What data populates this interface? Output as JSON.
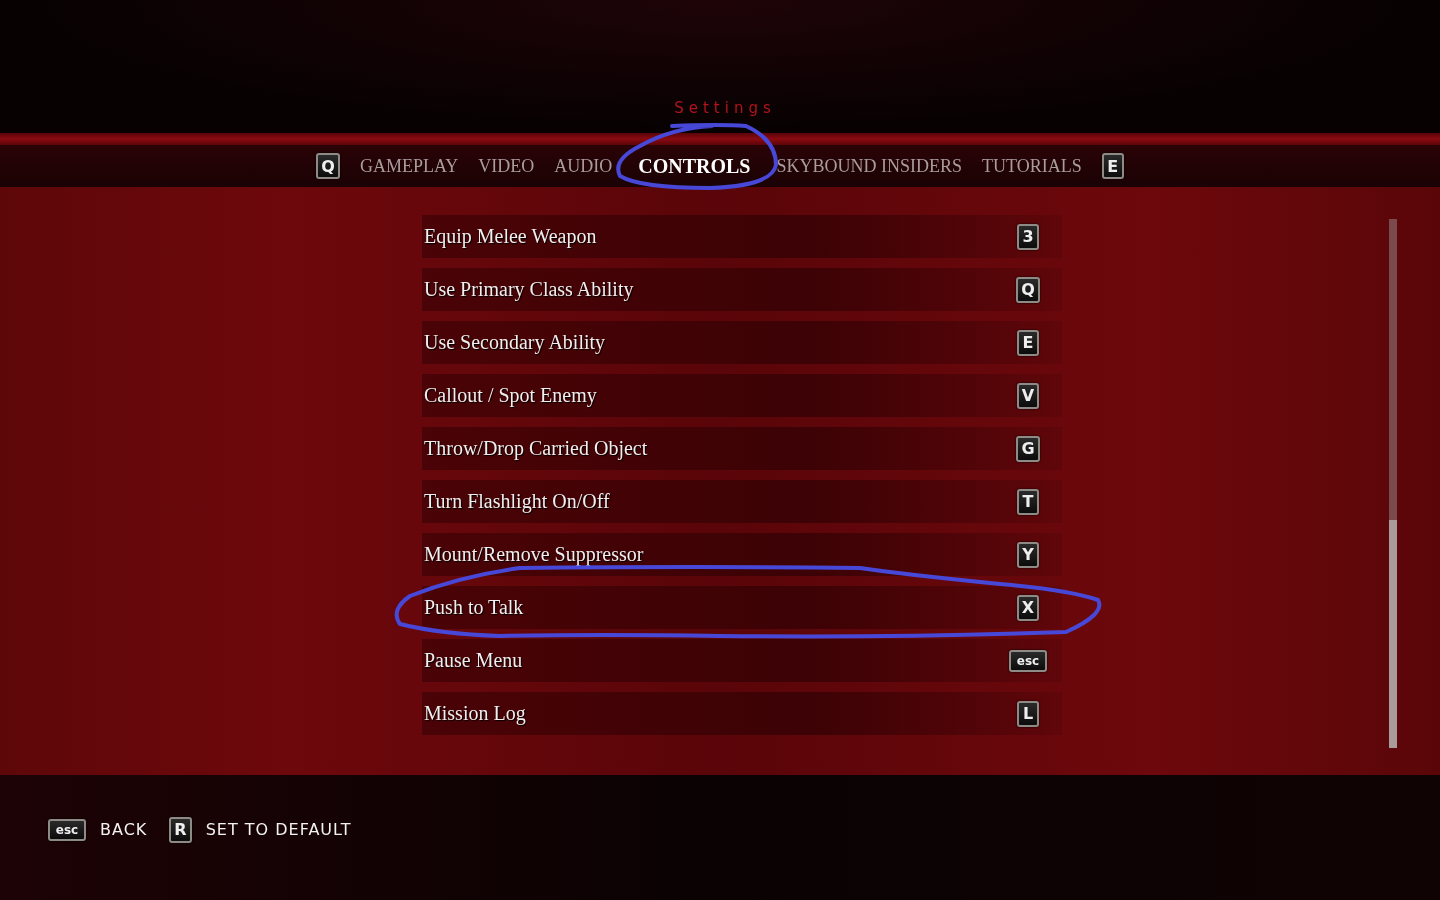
{
  "title": "Settings",
  "tab_bar": {
    "prev_key": "Q",
    "next_key": "E",
    "tabs": [
      {
        "label": "GAMEPLAY",
        "selected": false
      },
      {
        "label": "VIDEO",
        "selected": false
      },
      {
        "label": "AUDIO",
        "selected": false
      },
      {
        "label": "CONTROLS",
        "selected": true
      },
      {
        "label": "SKYBOUND INSIDERS",
        "selected": false
      },
      {
        "label": "TUTORIALS",
        "selected": false
      }
    ]
  },
  "bindings": [
    {
      "action": "Equip Melee Weapon",
      "key": "3"
    },
    {
      "action": "Use Primary Class Ability",
      "key": "Q"
    },
    {
      "action": "Use Secondary Ability",
      "key": "E"
    },
    {
      "action": "Callout / Spot Enemy",
      "key": "V"
    },
    {
      "action": "Throw/Drop Carried Object",
      "key": "G"
    },
    {
      "action": "Turn Flashlight On/Off",
      "key": "T"
    },
    {
      "action": "Mount/Remove Suppressor",
      "key": "Y"
    },
    {
      "action": "Push to Talk",
      "key": "X"
    },
    {
      "action": "Pause Menu",
      "key": "esc"
    },
    {
      "action": "Mission Log",
      "key": "L"
    }
  ],
  "footer": [
    {
      "key": "esc",
      "label": "BACK"
    },
    {
      "key": "R",
      "label": "SET TO DEFAULT"
    }
  ]
}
::::::
### Exercise aim
Reproduce all of the material exactly, apart from the pictures.

### Answer for this exercise
What data populates this interface? Output as JSON.
{
  "title": "Settings",
  "tab_bar": {
    "prev_key": "Q",
    "next_key": "E",
    "tabs": [
      {
        "label": "GAMEPLAY",
        "selected": false
      },
      {
        "label": "VIDEO",
        "selected": false
      },
      {
        "label": "AUDIO",
        "selected": false
      },
      {
        "label": "CONTROLS",
        "selected": true
      },
      {
        "label": "SKYBOUND INSIDERS",
        "selected": false
      },
      {
        "label": "TUTORIALS",
        "selected": false
      }
    ]
  },
  "bindings": [
    {
      "action": "Equip Melee Weapon",
      "key": "3"
    },
    {
      "action": "Use Primary Class Ability",
      "key": "Q"
    },
    {
      "action": "Use Secondary Ability",
      "key": "E"
    },
    {
      "action": "Callout / Spot Enemy",
      "key": "V"
    },
    {
      "action": "Throw/Drop Carried Object",
      "key": "G"
    },
    {
      "action": "Turn Flashlight On/Off",
      "key": "T"
    },
    {
      "action": "Mount/Remove Suppressor",
      "key": "Y"
    },
    {
      "action": "Push to Talk",
      "key": "X"
    },
    {
      "action": "Pause Menu",
      "key": "esc"
    },
    {
      "action": "Mission Log",
      "key": "L"
    }
  ],
  "footer": [
    {
      "key": "esc",
      "label": "BACK"
    },
    {
      "key": "R",
      "label": "SET TO DEFAULT"
    }
  ]
}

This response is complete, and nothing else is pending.